■ Records for the exercise ■

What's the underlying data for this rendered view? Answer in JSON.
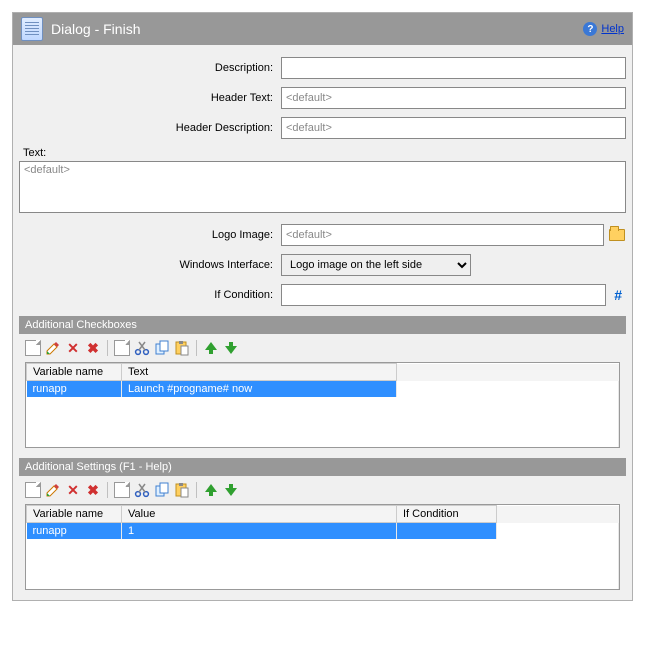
{
  "header": {
    "title": "Dialog  -  Finish",
    "help_label": "Help"
  },
  "form": {
    "description_label": "Description:",
    "description_value": "",
    "header_text_label": "Header Text:",
    "header_text_placeholder": "<default>",
    "header_desc_label": "Header Description:",
    "header_desc_placeholder": "<default>",
    "text_label": "Text:",
    "text_placeholder": "<default>",
    "logo_label": "Logo Image:",
    "logo_placeholder": "<default>",
    "win_interface_label": "Windows Interface:",
    "win_interface_value": "Logo image on the left side",
    "if_condition_label": "If Condition:",
    "if_condition_value": ""
  },
  "checkboxes": {
    "title": "Additional Checkboxes",
    "col_var": "Variable name",
    "col_text": "Text",
    "rows": {
      "0": {
        "var": "runapp",
        "text": "Launch #progname# now"
      }
    }
  },
  "settings": {
    "title": "Additional Settings (F1 - Help)",
    "col_var": "Variable name",
    "col_val": "Value",
    "col_cond": "If Condition",
    "rows": {
      "0": {
        "var": "runapp",
        "val": "1",
        "cond": ""
      }
    }
  }
}
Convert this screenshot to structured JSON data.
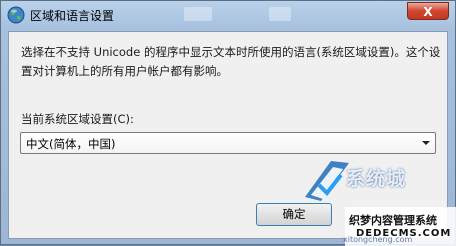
{
  "window": {
    "title": "区域和语言设置",
    "close_label": "X",
    "icon": "globe-icon"
  },
  "dialog": {
    "description": "选择在不支持 Unicode 的程序中显示文本时所使用的语言(系统区域设置)。这个设置对计算机上的所有用户帐户都有影响。",
    "field_label": "当前系统区域设置(C):",
    "select_value": "中文(简体，中国)",
    "ok_label": "确定"
  },
  "watermark": {
    "site_text": "系统城",
    "site_domain": "xitongcheng.com",
    "cms_text": "织梦内容管理系统",
    "cms_domain": "DEDECMS.COM"
  },
  "colors": {
    "close_button": "#d0462f",
    "title_bar": "#b9d1ea",
    "client_bg": "#f0f0f0",
    "ok_border": "#3c7fb1"
  }
}
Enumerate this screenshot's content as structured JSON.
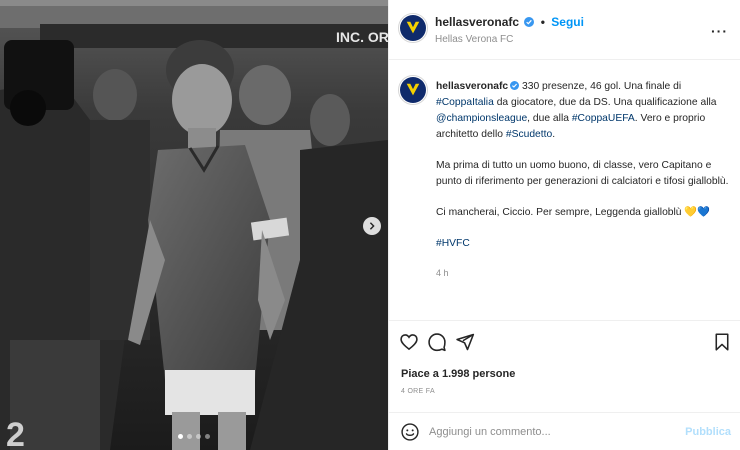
{
  "post": {
    "username": "hellasveronafc",
    "follow_label": "Segui",
    "separator": "•",
    "account_subtitle": "Hellas Verona FC",
    "more_label": "···"
  },
  "media": {
    "photo_sign_text": "INC. OR",
    "carousel_pages": 4,
    "active_page": 1
  },
  "caption": {
    "username": "hellasveronafc",
    "p1_a": " 330 presenze, 46 gol. Una finale di ",
    "p1_tag1": "#CoppaItalia",
    "p1_b": " da giocatore, due da DS. Una qualificazione alla ",
    "p1_tag2": "@championsleague",
    "p1_c": ", due alla ",
    "p1_tag3": "#CoppaUEFA",
    "p1_d": ". Vero e proprio architetto dello ",
    "p1_tag4": "#Scudetto",
    "p1_e": ".",
    "p2": "Ma prima di tutto un uomo buono, di classe, vero Capitano e punto di riferimento per generazioni di calciatori e tifosi gialloblù.",
    "p3": "Ci mancherai, Ciccio. Per sempre, Leggenda gialloblù 💛💙",
    "p4_tag": "#HVFC",
    "time_ago": "4 h"
  },
  "stats": {
    "likes": "Piace a 1.998 persone",
    "date": "4 ORE FA"
  },
  "comment": {
    "placeholder": "Aggiungi un commento...",
    "publish_label": "Pubblica"
  },
  "colors": {
    "accent_link": "#0095f6",
    "hashtag": "#00376b",
    "verified": "#3897f0",
    "club_blue": "#0f2a6b",
    "club_yellow": "#f5d100"
  },
  "icons": [
    "heart-icon",
    "comment-icon",
    "share-icon",
    "bookmark-icon",
    "emoji-icon",
    "verified-icon",
    "chevron-right-icon"
  ]
}
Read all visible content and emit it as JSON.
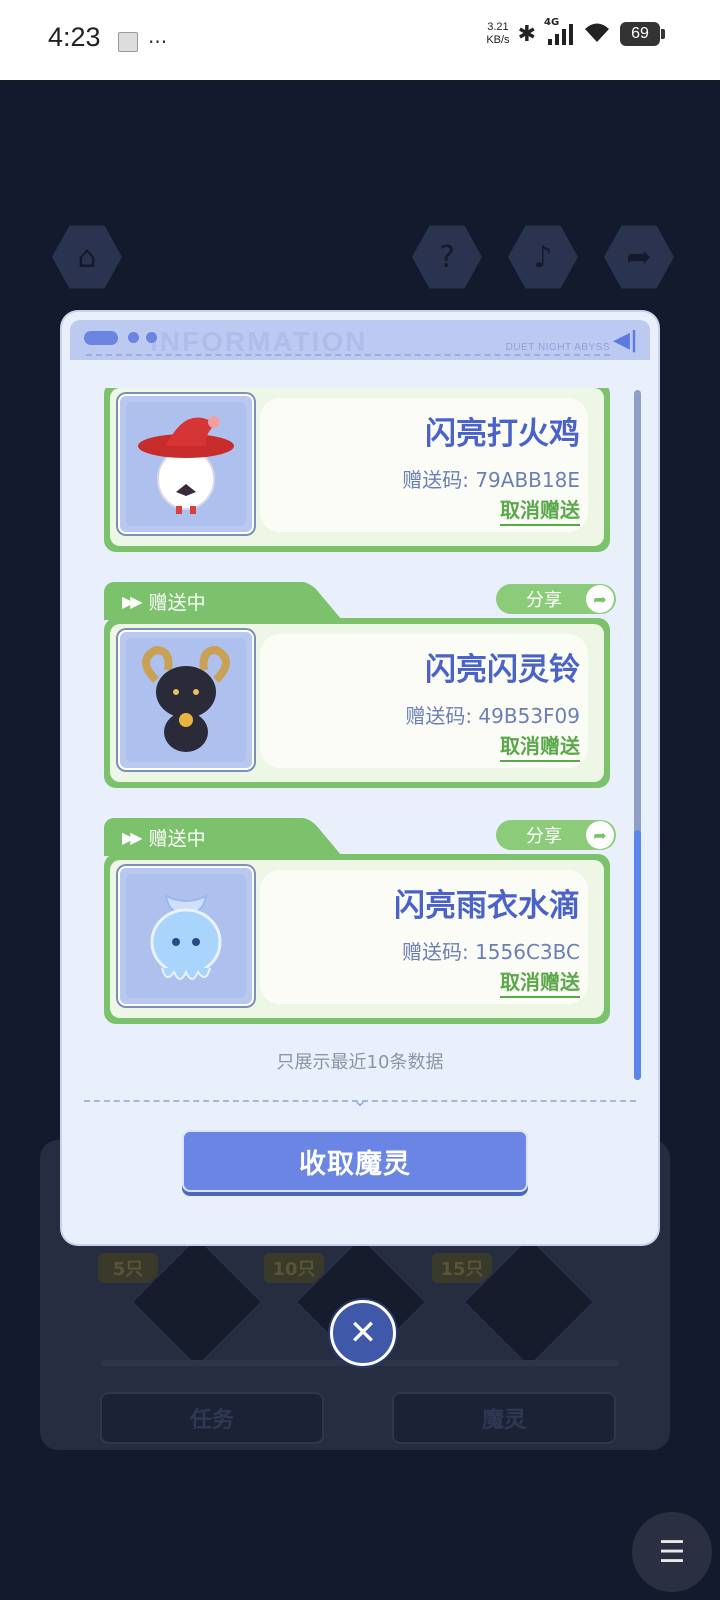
{
  "status_bar": {
    "time": "4:23",
    "network_speed_value": "3.21",
    "network_speed_unit": "KB/s",
    "signal_label": "4G",
    "battery": "69"
  },
  "background": {
    "tabs": [
      "任务",
      "魔灵"
    ],
    "milestones": [
      "5只",
      "10只",
      "15只"
    ]
  },
  "dialog": {
    "header_brand": "DUET NIGHT ABYSS",
    "header_watermark": "INFORMATION",
    "items": [
      {
        "name": "闪亮打火鸡",
        "code": "赠送码: 79ABB18E",
        "cancel_label": "取消赠送"
      },
      {
        "status": "赠送中",
        "share_label": "分享",
        "name": "闪亮闪灵铃",
        "code": "赠送码: 49B53F09",
        "cancel_label": "取消赠送"
      },
      {
        "status": "赠送中",
        "share_label": "分享",
        "name": "闪亮雨衣水滴",
        "code": "赠送码: 1556C3BC",
        "cancel_label": "取消赠送"
      }
    ],
    "footer_note": "只展示最近10条数据",
    "collect_button": "收取魔灵"
  },
  "colors": {
    "accent_blue": "#6a85e4",
    "card_green": "#7cc26c",
    "name_blue": "#4b63c8"
  },
  "icons": [
    "home-icon",
    "help-icon",
    "music-icon",
    "share-icon",
    "close-icon",
    "menu-icon"
  ]
}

■ Exercise prompt ■
Identify the lines that contain the string "screenshot", and copy every one of them.

■ Task result ■
Convert this screenshot to structured JSON data.
Enumerate this screenshot's content as structured JSON.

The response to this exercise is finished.